- Your task: Transcribe every line of the records verbatim.

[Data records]
● ● ● ●
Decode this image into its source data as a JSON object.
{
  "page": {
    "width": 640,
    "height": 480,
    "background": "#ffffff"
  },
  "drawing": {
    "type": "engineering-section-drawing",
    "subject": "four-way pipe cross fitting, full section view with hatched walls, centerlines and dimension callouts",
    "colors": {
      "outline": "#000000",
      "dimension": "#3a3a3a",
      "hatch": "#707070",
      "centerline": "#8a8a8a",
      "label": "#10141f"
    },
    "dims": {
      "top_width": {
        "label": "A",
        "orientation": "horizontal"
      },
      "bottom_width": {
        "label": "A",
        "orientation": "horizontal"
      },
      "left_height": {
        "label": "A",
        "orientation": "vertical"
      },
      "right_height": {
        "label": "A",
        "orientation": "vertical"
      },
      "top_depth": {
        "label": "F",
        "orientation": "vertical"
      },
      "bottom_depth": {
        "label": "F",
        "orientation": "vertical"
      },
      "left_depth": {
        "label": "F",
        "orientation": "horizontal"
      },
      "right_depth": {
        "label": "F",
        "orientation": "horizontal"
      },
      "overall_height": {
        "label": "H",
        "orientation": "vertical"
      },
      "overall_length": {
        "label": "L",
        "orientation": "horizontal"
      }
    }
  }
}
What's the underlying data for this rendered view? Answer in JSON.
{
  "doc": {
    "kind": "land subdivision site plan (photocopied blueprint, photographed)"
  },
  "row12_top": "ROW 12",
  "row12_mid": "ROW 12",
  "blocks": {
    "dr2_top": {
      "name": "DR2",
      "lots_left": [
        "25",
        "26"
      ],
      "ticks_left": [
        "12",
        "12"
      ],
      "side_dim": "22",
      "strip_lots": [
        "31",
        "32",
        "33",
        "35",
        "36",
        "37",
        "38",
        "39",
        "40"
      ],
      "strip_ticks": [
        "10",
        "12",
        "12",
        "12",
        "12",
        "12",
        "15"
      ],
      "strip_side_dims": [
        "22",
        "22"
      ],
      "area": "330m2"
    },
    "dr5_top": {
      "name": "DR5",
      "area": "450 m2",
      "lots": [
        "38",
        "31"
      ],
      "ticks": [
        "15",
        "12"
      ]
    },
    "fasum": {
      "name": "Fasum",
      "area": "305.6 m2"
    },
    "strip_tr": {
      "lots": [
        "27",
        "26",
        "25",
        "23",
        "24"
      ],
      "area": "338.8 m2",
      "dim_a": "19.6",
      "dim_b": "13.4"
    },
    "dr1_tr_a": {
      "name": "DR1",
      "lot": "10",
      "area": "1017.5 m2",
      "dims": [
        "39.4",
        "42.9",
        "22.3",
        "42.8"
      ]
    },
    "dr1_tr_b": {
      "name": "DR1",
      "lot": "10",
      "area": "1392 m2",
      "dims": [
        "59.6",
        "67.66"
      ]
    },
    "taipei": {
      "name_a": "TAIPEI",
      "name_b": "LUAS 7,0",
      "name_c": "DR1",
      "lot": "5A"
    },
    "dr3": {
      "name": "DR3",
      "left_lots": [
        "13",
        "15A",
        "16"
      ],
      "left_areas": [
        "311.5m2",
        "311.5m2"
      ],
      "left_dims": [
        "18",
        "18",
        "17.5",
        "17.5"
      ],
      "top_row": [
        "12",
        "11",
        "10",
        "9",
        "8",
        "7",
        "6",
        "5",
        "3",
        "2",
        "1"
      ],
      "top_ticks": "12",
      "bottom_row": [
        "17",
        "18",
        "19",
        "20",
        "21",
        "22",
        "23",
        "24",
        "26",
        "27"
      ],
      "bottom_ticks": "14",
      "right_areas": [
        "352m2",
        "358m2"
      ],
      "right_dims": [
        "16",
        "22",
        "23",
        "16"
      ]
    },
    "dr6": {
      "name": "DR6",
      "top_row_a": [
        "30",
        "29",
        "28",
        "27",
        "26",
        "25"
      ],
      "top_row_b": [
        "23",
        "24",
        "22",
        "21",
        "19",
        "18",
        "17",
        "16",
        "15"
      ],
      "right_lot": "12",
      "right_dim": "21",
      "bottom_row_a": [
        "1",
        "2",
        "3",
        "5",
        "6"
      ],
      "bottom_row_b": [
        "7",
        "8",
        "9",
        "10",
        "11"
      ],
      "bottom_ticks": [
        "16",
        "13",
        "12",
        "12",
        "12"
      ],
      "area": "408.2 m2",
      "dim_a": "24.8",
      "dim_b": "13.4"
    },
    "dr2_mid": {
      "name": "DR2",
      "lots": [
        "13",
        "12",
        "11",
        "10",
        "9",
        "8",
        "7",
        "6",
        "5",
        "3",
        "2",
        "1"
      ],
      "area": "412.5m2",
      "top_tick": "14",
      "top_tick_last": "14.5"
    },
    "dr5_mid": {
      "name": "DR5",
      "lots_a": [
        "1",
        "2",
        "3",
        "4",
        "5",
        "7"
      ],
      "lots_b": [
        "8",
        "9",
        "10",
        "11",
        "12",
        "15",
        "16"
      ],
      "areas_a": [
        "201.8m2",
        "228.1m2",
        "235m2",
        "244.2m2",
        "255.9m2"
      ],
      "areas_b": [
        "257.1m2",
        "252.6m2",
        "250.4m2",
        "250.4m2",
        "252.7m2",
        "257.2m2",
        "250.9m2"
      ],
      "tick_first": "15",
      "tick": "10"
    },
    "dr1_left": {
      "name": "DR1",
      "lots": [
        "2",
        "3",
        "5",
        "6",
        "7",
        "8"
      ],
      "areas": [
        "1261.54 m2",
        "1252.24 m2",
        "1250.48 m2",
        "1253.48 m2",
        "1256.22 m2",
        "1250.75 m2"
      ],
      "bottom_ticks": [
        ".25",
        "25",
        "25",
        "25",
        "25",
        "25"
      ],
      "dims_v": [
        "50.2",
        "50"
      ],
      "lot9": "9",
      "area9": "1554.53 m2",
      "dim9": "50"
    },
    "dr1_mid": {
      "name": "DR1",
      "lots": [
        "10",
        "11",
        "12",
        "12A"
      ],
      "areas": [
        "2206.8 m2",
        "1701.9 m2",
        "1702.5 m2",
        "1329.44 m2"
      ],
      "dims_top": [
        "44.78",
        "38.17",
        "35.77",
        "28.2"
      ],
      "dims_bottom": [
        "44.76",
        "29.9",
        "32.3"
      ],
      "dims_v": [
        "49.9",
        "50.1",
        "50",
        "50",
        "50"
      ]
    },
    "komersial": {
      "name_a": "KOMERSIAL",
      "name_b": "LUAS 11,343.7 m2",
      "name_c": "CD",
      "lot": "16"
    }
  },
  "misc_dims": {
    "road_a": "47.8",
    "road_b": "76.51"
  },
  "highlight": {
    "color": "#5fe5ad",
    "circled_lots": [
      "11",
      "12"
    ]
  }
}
● ● ● ●
- Task output:
Decode this image into its source data as a JSON object.
{
  "page": {
    "width": 640,
    "height": 480,
    "background": "#ffffff"
  },
  "drawing": {
    "type": "engineering-section-drawing",
    "subject": "four-way pipe cross fitting, full section view with hatched walls, centerlines and dimension callouts",
    "colors": {
      "outline": "#000000",
      "dimension": "#3a3a3a",
      "hatch": "#707070",
      "centerline": "#8a8a8a",
      "label": "#10141f"
    },
    "dims": {
      "top_width": {
        "label": "A",
        "orientation": "horizontal"
      },
      "bottom_width": {
        "label": "A",
        "orientation": "horizontal"
      },
      "left_height": {
        "label": "A",
        "orientation": "vertical"
      },
      "right_height": {
        "label": "A",
        "orientation": "vertical"
      },
      "top_depth": {
        "label": "F",
        "orientation": "vertical"
      },
      "bottom_depth": {
        "label": "F",
        "orientation": "vertical"
      },
      "left_depth": {
        "label": "F",
        "orientation": "horizontal"
      },
      "right_depth": {
        "label": "F",
        "orientation": "horizontal"
      },
      "overall_height": {
        "label": "H",
        "orientation": "vertical"
      },
      "overall_length": {
        "label": "L",
        "orientation": "horizontal"
      }
    }
  }
}
What's the underlying data for this rendered view? Answer in JSON.
{
  "doc": {
    "kind": "land subdivision site plan (photocopied blueprint, photographed)"
  },
  "row12_top": "ROW 12",
  "row12_mid": "ROW 12",
  "blocks": {
    "dr2_top": {
      "name": "DR2",
      "lots_left": [
        "25",
        "26"
      ],
      "ticks_left": [
        "12",
        "12"
      ],
      "side_dim": "22",
      "strip_lots": [
        "31",
        "32",
        "33",
        "35",
        "36",
        "37",
        "38",
        "39",
        "40"
      ],
      "strip_ticks": [
        "10",
        "12",
        "12",
        "12",
        "12",
        "12",
        "15"
      ],
      "strip_side_dims": [
        "22",
        "22"
      ],
      "area": "330m2"
    },
    "dr5_top": {
      "name": "DR5",
      "area": "450 m2",
      "lots": [
        "38",
        "31"
      ],
      "ticks": [
        "15",
        "12"
      ]
    },
    "fasum": {
      "name": "Fasum",
      "area": "305.6 m2"
    },
    "strip_tr": {
      "lots": [
        "27",
        "26",
        "25",
        "23",
        "24"
      ],
      "area": "338.8 m2",
      "dim_a": "19.6",
      "dim_b": "13.4"
    },
    "dr1_tr_a": {
      "name": "DR1",
      "lot": "10",
      "area": "1017.5 m2",
      "dims": [
        "39.4",
        "42.9",
        "22.3",
        "42.8"
      ]
    },
    "dr1_tr_b": {
      "name": "DR1",
      "lot": "10",
      "area": "1392 m2",
      "dims": [
        "59.6",
        "67.66"
      ]
    },
    "taipei": {
      "name_a": "TAIPEI",
      "name_b": "LUAS 7,0",
      "name_c": "DR1",
      "lot": "5A"
    },
    "dr3": {
      "name": "DR3",
      "left_lots": [
        "13",
        "15A",
        "16"
      ],
      "left_areas": [
        "311.5m2",
        "311.5m2"
      ],
      "left_dims": [
        "18",
        "18",
        "17.5",
        "17.5"
      ],
      "top_row": [
        "12",
        "11",
        "10",
        "9",
        "8",
        "7",
        "6",
        "5",
        "3",
        "2",
        "1"
      ],
      "top_ticks": "12",
      "bottom_row": [
        "17",
        "18",
        "19",
        "20",
        "21",
        "22",
        "23",
        "24",
        "26",
        "27"
      ],
      "bottom_ticks": "14",
      "right_areas": [
        "352m2",
        "358m2"
      ],
      "right_dims": [
        "16",
        "22",
        "23",
        "16"
      ]
    },
    "dr6": {
      "name": "DR6",
      "top_row_a": [
        "30",
        "29",
        "28",
        "27",
        "26",
        "25"
      ],
      "top_row_b": [
        "23",
        "24",
        "22",
        "21",
        "19",
        "18",
        "17",
        "16",
        "15"
      ],
      "right_lot": "12",
      "right_dim": "21",
      "bottom_row_a": [
        "1",
        "2",
        "3",
        "5",
        "6"
      ],
      "bottom_row_b": [
        "7",
        "8",
        "9",
        "10",
        "11"
      ],
      "bottom_ticks": [
        "16",
        "13",
        "12",
        "12",
        "12"
      ],
      "area": "408.2 m2",
      "dim_a": "24.8",
      "dim_b": "13.4"
    },
    "dr2_mid": {
      "name": "DR2",
      "lots": [
        "13",
        "12",
        "11",
        "10",
        "9",
        "8",
        "7",
        "6",
        "5",
        "3",
        "2",
        "1"
      ],
      "area": "412.5m2",
      "top_tick": "14",
      "top_tick_last": "14.5"
    },
    "dr5_mid": {
      "name": "DR5",
      "lots_a": [
        "1",
        "2",
        "3",
        "4",
        "5",
        "7"
      ],
      "lots_b": [
        "8",
        "9",
        "10",
        "11",
        "12",
        "15",
        "16"
      ],
      "areas_a": [
        "201.8m2",
        "228.1m2",
        "235m2",
        "244.2m2",
        "255.9m2"
      ],
      "areas_b": [
        "257.1m2",
        "252.6m2",
        "250.4m2",
        "250.4m2",
        "252.7m2",
        "257.2m2",
        "250.9m2"
      ],
      "tick_first": "15",
      "tick": "10"
    },
    "dr1_left": {
      "name": "DR1",
      "lots": [
        "2",
        "3",
        "5",
        "6",
        "7",
        "8"
      ],
      "areas": [
        "1261.54 m2",
        "1252.24 m2",
        "1250.48 m2",
        "1253.48 m2",
        "1256.22 m2",
        "1250.75 m2"
      ],
      "bottom_ticks": [
        ".25",
        "25",
        "25",
        "25",
        "25",
        "25"
      ],
      "dims_v": [
        "50.2",
        "50"
      ],
      "lot9": "9",
      "area9": "1554.53 m2",
      "dim9": "50"
    },
    "dr1_mid": {
      "name": "DR1",
      "lots": [
        "10",
        "11",
        "12",
        "12A"
      ],
      "areas": [
        "2206.8 m2",
        "1701.9 m2",
        "1702.5 m2",
        "1329.44 m2"
      ],
      "dims_top": [
        "44.78",
        "38.17",
        "35.77",
        "28.2"
      ],
      "dims_bottom": [
        "44.76",
        "29.9",
        "32.3"
      ],
      "dims_v": [
        "49.9",
        "50.1",
        "50",
        "50",
        "50"
      ]
    },
    "komersial": {
      "name_a": "KOMERSIAL",
      "name_b": "LUAS 11,343.7 m2",
      "name_c": "CD",
      "lot": "16"
    }
  },
  "misc_dims": {
    "road_a": "47.8",
    "road_b": "76.51"
  },
  "highlight": {
    "color": "#5fe5ad",
    "circled_lots": [
      "11",
      "12"
    ]
  }
}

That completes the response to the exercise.